[Extracted data entries]
# # # #

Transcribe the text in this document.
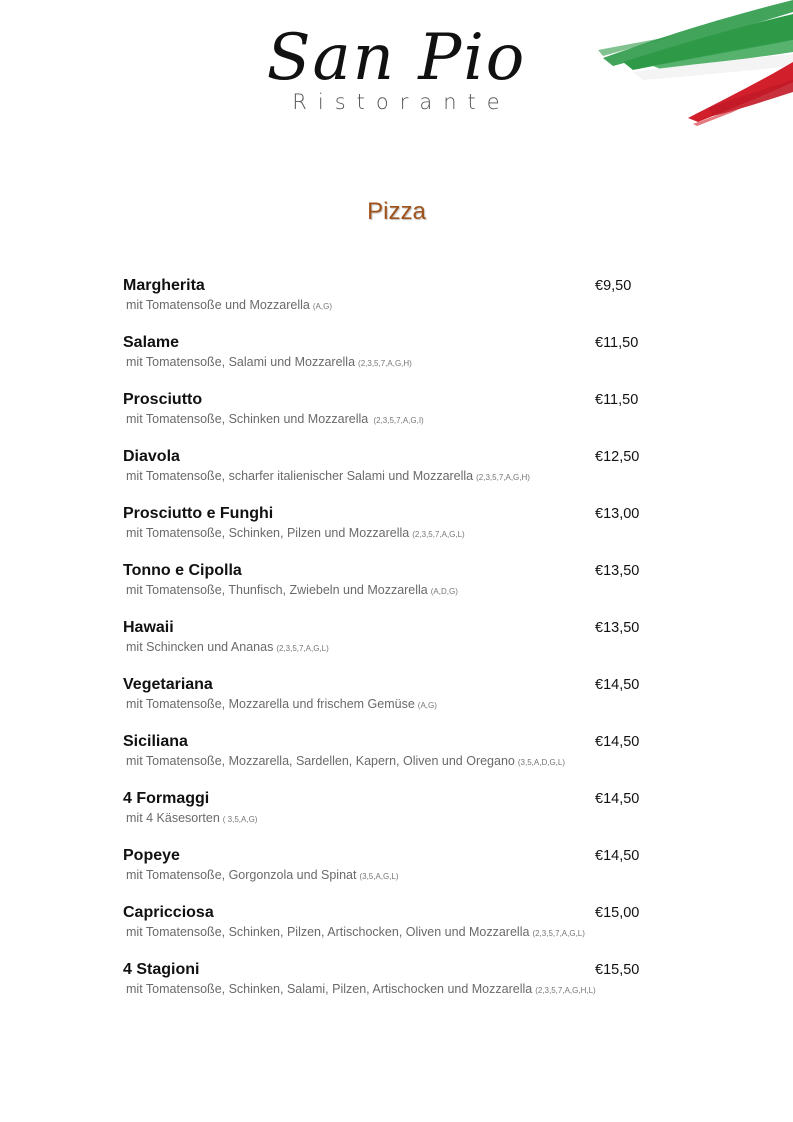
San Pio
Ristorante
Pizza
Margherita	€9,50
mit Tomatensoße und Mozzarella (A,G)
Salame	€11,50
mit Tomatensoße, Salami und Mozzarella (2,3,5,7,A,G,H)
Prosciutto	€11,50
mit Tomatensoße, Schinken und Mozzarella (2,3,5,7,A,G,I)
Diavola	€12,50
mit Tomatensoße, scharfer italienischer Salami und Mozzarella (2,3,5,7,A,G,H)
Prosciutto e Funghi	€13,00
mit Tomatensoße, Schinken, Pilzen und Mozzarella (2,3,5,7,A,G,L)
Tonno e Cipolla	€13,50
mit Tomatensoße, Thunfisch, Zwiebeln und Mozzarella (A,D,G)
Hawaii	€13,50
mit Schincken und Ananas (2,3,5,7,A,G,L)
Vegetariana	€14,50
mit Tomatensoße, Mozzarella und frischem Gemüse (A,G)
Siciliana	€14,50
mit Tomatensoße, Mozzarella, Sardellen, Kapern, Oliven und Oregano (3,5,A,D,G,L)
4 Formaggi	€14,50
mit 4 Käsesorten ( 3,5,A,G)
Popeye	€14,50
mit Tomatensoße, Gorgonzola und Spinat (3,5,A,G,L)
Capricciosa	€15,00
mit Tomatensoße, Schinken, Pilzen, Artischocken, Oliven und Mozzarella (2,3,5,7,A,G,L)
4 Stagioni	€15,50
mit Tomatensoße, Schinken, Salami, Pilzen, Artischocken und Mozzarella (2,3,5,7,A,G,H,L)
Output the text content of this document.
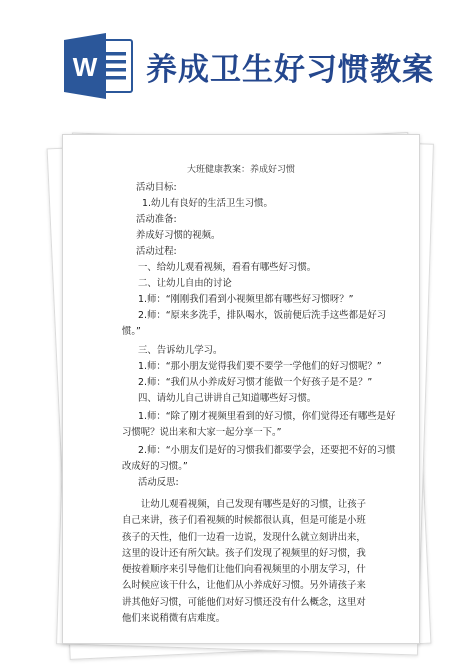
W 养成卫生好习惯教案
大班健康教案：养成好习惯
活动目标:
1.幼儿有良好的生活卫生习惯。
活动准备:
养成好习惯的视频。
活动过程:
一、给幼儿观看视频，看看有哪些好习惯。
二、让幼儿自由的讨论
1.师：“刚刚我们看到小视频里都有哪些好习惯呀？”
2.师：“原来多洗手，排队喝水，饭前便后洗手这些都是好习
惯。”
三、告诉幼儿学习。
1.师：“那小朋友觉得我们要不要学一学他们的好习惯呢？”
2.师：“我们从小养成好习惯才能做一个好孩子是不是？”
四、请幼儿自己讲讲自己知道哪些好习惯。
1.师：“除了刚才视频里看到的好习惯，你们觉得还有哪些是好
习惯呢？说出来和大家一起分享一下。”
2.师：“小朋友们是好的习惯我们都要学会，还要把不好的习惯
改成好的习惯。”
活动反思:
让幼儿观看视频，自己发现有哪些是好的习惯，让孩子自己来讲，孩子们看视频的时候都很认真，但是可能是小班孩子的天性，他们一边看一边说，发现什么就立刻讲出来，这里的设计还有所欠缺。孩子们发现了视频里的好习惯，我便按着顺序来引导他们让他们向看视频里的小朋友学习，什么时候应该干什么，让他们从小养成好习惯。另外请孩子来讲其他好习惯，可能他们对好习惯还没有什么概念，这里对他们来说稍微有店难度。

# # # #

• Problem to solve:
Your copy should repeat each entry above exactly but contain no pictures.

• Result of this exercise:
Transcribe the text in this document.
San Pio
Ristorante
Pizza
Margherita	€9,50
mit Tomatensoße und Mozzarella (A,G)
Salame	€11,50
mit Tomatensoße, Salami und Mozzarella (2,3,5,7,A,G,H)
Prosciutto	€11,50
mit Tomatensoße, Schinken und Mozzarella (2,3,5,7,A,G,I)
Diavola	€12,50
mit Tomatensoße, scharfer italienischer Salami und Mozzarella (2,3,5,7,A,G,H)
Prosciutto e Funghi	€13,00
mit Tomatensoße, Schinken, Pilzen und Mozzarella (2,3,5,7,A,G,L)
Tonno e Cipolla	€13,50
mit Tomatensoße, Thunfisch, Zwiebeln und Mozzarella (A,D,G)
Hawaii	€13,50
mit Schincken und Ananas (2,3,5,7,A,G,L)
Vegetariana	€14,50
mit Tomatensoße, Mozzarella und frischem Gemüse (A,G)
Siciliana	€14,50
mit Tomatensoße, Mozzarella, Sardellen, Kapern, Oliven und Oregano (3,5,A,D,G,L)
4 Formaggi	€14,50
mit 4 Käsesorten ( 3,5,A,G)
Popeye	€14,50
mit Tomatensoße, Gorgonzola und Spinat (3,5,A,G,L)
Capricciosa	€15,00
mit Tomatensoße, Schinken, Pilzen, Artischocken, Oliven und Mozzarella (2,3,5,7,A,G,L)
4 Stagioni	€15,50
mit Tomatensoße, Schinken, Salami, Pilzen, Artischocken und Mozzarella (2,3,5,7,A,G,H,L)
Output the text content of this document.
W 养成卫生好习惯教案
大班健康教案：养成好习惯
活动目标:
1.幼儿有良好的生活卫生习惯。
活动准备:
养成好习惯的视频。
活动过程:
一、给幼儿观看视频，看看有哪些好习惯。
二、让幼儿自由的讨论
1.师：“刚刚我们看到小视频里都有哪些好习惯呀？”
2.师：“原来多洗手，排队喝水，饭前便后洗手这些都是好习
惯。”
三、告诉幼儿学习。
1.师：“那小朋友觉得我们要不要学一学他们的好习惯呢？”
2.师：“我们从小养成好习惯才能做一个好孩子是不是？”
四、请幼儿自己讲讲自己知道哪些好习惯。
1.师：“除了刚才视频里看到的好习惯，你们觉得还有哪些是好
习惯呢？说出来和大家一起分享一下。”
2.师：“小朋友们是好的习惯我们都要学会，还要把不好的习惯
改成好的习惯。”
活动反思:
让幼儿观看视频，自己发现有哪些是好的习惯，让孩子自己来讲，孩子们看视频的时候都很认真，但是可能是小班孩子的天性，他们一边看一边说，发现什么就立刻讲出来，这里的设计还有所欠缺。孩子们发现了视频里的好习惯，我便按着顺序来引导他们让他们向看视频里的小朋友学习，什么时候应该干什么，让他们从小养成好习惯。另外请孩子来讲其他好习惯，可能他们对好习惯还没有什么概念，这里对他们来说稍微有店难度。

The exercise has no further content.